• **Exercise aim**
Put the entries, from the start of the Extracted records through the line containing "table-cell: 54,43 xyxy=(458,113,489,119)", into a Markdown table with the columns Row and Line, leaving out any blank lines.

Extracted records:
>> BEGIN

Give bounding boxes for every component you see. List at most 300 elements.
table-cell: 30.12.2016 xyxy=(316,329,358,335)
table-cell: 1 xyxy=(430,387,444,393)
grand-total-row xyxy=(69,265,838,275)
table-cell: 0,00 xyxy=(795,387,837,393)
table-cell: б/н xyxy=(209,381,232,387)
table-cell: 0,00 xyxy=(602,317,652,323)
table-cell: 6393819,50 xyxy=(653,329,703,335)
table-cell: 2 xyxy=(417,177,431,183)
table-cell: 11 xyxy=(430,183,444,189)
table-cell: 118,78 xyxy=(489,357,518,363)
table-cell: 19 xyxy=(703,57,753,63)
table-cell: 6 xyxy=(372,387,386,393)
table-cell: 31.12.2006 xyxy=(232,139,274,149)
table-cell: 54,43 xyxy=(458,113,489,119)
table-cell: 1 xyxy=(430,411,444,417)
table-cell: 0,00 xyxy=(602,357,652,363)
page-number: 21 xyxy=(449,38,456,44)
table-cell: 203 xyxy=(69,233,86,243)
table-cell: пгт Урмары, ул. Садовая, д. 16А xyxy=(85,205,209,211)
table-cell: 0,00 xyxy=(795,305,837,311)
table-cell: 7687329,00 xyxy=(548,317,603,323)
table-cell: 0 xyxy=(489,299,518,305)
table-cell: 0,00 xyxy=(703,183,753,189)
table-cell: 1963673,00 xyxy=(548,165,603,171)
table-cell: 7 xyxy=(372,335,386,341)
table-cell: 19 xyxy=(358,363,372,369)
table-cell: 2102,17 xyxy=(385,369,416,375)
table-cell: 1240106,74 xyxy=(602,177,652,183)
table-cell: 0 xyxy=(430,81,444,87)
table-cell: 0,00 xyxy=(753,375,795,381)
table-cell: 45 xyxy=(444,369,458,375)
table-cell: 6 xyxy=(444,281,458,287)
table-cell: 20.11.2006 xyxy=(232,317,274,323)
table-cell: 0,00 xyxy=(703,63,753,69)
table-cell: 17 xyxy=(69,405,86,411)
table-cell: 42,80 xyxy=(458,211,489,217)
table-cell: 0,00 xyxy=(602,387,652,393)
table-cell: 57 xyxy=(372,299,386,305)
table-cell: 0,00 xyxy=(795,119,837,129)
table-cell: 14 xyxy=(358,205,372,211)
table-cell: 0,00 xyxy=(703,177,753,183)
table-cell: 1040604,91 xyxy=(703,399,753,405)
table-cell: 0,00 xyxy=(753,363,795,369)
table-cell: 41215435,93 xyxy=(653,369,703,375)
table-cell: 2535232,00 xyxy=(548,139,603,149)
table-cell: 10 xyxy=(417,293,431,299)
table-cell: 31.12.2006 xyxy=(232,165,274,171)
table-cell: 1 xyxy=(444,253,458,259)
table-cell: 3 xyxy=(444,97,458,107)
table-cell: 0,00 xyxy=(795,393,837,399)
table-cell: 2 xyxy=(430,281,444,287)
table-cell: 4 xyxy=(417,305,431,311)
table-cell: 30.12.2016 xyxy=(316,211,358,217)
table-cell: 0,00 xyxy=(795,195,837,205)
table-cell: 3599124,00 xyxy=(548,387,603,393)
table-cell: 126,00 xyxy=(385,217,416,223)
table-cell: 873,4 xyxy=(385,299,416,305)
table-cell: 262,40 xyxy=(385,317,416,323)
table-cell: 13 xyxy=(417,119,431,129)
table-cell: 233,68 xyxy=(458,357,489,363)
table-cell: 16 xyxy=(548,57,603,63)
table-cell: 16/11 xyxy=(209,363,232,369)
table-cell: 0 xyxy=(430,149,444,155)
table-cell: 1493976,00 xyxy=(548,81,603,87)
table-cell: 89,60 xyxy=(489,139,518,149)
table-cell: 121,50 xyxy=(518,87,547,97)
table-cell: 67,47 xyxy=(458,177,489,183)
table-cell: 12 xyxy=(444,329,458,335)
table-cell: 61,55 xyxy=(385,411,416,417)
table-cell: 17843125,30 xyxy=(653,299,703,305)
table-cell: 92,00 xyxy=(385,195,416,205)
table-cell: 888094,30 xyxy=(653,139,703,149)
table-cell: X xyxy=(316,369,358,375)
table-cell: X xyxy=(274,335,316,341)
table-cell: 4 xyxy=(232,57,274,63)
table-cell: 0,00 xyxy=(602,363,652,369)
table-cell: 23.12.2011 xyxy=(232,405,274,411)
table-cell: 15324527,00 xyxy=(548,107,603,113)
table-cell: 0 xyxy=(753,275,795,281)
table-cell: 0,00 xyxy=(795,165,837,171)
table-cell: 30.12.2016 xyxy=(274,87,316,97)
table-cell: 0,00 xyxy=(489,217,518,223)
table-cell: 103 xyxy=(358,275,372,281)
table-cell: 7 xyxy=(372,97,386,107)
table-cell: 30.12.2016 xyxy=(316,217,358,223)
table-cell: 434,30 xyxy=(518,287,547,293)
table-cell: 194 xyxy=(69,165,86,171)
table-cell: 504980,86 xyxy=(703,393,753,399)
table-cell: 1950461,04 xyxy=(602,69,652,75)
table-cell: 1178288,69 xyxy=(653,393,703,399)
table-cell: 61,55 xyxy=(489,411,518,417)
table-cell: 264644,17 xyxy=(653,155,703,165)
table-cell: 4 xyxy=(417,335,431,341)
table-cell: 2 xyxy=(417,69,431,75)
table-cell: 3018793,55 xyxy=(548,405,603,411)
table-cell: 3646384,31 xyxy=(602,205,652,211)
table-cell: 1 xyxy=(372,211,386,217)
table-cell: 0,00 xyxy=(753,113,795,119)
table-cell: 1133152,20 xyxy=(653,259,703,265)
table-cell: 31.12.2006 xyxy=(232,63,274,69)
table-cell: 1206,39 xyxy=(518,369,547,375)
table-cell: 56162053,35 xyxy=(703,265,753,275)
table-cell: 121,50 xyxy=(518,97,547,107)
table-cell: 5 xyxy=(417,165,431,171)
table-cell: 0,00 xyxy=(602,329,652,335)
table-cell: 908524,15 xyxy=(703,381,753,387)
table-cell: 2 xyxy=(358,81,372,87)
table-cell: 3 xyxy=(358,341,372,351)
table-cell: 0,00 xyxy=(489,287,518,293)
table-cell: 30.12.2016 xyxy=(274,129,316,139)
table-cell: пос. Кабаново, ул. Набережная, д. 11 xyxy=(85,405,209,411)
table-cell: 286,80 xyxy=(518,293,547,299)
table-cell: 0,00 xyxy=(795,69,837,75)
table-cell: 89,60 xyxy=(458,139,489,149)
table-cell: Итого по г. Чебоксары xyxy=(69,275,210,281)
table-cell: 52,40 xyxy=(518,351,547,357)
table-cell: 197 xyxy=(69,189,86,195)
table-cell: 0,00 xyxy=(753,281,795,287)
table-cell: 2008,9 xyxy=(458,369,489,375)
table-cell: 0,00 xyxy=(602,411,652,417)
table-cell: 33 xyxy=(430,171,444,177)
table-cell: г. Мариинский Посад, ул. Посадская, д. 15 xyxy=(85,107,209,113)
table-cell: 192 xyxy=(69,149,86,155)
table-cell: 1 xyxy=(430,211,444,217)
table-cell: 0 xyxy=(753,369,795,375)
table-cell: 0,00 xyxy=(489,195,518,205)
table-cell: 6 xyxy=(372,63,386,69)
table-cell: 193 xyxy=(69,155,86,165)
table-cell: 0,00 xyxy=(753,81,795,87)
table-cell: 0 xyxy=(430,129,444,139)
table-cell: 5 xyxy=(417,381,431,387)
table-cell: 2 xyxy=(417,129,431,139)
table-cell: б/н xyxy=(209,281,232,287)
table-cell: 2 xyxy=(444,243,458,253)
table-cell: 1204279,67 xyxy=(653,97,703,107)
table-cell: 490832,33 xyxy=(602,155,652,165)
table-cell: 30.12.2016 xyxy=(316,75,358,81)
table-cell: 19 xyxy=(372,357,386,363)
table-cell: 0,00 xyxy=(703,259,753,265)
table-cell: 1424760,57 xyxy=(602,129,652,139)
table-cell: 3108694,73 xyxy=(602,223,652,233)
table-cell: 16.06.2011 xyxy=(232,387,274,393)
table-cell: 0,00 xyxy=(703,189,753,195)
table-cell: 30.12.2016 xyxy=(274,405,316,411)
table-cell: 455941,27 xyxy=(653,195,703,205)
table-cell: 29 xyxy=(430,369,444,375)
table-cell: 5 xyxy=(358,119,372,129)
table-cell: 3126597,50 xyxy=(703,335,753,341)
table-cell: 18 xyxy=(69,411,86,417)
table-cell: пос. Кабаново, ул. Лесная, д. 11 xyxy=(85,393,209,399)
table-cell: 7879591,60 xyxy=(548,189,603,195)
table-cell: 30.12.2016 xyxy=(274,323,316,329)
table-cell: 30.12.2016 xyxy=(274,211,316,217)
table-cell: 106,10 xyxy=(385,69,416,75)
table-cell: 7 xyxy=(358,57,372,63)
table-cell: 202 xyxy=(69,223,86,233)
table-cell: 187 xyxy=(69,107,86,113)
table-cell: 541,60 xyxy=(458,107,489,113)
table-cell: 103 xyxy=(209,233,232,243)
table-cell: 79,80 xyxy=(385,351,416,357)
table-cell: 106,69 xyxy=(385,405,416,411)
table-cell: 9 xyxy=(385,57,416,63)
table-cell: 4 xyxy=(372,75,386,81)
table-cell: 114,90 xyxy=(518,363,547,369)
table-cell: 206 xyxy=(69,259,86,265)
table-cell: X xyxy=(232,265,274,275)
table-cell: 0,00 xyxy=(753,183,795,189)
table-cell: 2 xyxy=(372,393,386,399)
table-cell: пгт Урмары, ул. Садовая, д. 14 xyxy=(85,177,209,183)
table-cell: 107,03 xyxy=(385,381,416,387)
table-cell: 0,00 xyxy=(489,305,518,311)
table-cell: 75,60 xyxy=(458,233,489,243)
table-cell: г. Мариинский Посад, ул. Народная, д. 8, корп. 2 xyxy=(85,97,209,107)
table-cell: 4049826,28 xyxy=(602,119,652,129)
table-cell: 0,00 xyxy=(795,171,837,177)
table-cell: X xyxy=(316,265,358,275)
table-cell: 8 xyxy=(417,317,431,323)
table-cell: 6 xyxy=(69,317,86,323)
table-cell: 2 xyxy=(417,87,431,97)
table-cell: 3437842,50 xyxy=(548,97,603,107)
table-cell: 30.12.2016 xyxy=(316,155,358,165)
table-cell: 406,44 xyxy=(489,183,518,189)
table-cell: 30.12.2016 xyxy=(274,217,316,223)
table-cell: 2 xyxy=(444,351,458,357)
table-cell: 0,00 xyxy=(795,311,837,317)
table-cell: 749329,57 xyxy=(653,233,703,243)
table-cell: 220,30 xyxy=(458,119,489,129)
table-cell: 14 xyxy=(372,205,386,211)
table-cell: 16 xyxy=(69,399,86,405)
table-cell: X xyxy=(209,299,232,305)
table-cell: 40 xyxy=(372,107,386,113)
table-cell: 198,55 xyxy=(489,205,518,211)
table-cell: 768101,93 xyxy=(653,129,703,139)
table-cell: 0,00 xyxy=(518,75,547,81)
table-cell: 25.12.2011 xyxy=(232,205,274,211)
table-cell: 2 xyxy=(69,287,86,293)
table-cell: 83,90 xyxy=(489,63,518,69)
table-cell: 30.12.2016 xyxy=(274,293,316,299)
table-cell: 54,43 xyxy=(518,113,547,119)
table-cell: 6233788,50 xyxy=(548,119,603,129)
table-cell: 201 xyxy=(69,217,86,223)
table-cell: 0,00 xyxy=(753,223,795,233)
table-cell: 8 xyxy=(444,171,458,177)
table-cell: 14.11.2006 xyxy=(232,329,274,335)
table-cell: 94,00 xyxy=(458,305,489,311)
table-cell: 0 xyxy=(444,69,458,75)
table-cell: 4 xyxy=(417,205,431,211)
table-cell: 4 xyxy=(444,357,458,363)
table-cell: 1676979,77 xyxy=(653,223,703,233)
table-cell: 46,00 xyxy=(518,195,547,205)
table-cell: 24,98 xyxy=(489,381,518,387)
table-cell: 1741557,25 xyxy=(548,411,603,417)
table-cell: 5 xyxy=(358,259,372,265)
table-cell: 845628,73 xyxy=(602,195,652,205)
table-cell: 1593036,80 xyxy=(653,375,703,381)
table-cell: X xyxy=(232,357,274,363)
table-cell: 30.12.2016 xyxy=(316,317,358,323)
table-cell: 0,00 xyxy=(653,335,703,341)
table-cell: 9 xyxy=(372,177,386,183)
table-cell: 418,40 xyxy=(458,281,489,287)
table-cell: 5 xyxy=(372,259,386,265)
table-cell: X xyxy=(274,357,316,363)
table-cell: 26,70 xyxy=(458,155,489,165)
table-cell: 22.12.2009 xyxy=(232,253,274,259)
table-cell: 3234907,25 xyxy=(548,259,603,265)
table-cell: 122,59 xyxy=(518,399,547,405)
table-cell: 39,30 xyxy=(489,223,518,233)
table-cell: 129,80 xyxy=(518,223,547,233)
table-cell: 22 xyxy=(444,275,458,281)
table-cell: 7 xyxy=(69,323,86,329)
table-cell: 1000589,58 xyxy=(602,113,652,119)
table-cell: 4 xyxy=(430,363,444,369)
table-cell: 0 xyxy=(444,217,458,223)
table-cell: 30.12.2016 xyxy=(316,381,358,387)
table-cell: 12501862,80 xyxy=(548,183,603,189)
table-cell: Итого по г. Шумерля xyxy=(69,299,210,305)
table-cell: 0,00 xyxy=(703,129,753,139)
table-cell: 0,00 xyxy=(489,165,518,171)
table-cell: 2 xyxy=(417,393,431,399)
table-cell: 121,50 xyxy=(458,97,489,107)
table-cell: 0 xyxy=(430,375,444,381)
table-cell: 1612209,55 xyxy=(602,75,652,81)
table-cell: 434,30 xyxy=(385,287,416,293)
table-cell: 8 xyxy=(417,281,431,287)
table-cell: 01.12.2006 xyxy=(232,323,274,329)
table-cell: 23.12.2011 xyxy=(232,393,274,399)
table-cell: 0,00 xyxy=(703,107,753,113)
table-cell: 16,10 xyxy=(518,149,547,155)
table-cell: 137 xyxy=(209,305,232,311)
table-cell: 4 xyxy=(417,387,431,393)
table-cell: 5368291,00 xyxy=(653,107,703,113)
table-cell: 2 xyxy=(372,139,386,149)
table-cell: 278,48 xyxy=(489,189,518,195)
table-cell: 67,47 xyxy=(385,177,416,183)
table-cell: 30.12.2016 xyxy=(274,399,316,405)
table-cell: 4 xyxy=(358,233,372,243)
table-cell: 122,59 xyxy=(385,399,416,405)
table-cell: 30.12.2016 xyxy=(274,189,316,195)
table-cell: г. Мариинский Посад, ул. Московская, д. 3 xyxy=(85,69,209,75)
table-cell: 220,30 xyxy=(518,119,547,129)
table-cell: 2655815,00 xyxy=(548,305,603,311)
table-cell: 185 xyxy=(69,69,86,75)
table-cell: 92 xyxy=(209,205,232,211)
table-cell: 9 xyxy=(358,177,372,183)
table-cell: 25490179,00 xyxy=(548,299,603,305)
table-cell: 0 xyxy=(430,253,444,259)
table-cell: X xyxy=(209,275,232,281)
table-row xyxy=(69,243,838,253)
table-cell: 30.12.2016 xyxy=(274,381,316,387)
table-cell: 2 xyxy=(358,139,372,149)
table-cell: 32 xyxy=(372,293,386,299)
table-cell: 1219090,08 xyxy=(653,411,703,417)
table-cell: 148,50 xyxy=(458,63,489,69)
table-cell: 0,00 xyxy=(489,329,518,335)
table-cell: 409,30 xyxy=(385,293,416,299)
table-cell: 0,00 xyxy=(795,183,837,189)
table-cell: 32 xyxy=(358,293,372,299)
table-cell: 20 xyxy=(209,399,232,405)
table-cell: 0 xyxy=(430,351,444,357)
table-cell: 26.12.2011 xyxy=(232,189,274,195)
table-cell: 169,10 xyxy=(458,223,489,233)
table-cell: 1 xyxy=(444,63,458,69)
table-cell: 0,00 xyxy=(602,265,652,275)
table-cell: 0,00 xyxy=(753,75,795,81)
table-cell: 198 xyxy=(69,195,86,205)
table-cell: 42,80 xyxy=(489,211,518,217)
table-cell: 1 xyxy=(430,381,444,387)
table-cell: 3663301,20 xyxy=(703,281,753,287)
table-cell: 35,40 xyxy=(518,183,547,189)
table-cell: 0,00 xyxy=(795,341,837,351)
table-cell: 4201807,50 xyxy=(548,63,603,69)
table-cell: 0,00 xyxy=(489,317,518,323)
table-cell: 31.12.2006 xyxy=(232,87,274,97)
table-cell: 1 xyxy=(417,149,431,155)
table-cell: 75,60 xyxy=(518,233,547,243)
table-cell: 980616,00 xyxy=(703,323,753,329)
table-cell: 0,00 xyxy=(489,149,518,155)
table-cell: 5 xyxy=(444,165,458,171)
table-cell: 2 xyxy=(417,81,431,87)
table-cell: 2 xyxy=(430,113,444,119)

>> END

• **Answer to the problem**
| Row | Line |
|---|---|
| 1 | Give bounding boxes for every component you see. List at most 300 elements. |
| 2 | table-cell: 30.12.2016 xyxy=(316,329,358,335) |
| 3 | table-cell: 1 xyxy=(430,387,444,393) |
| 4 | grand-total-row xyxy=(69,265,838,275) |
| 5 | table-cell: 0,00 xyxy=(795,387,837,393) |
| 6 | table-cell: б/н xyxy=(209,381,232,387) |
| 7 | table-cell: 0,00 xyxy=(602,317,652,323) |
| 8 | table-cell: 6393819,50 xyxy=(653,329,703,335) |
| 9 | table-cell: 2 xyxy=(417,177,431,183) |
| 10 | table-cell: 11 xyxy=(430,183,444,189) |
| 11 | table-cell: 118,78 xyxy=(489,357,518,363) |
| 12 | table-cell: 19 xyxy=(703,57,753,63) |
| 13 | table-cell: 6 xyxy=(372,387,386,393) |
| 14 | table-cell: 31.12.2006 xyxy=(232,139,274,149) |
| 15 | table-cell: 54,43 xyxy=(458,113,489,119) |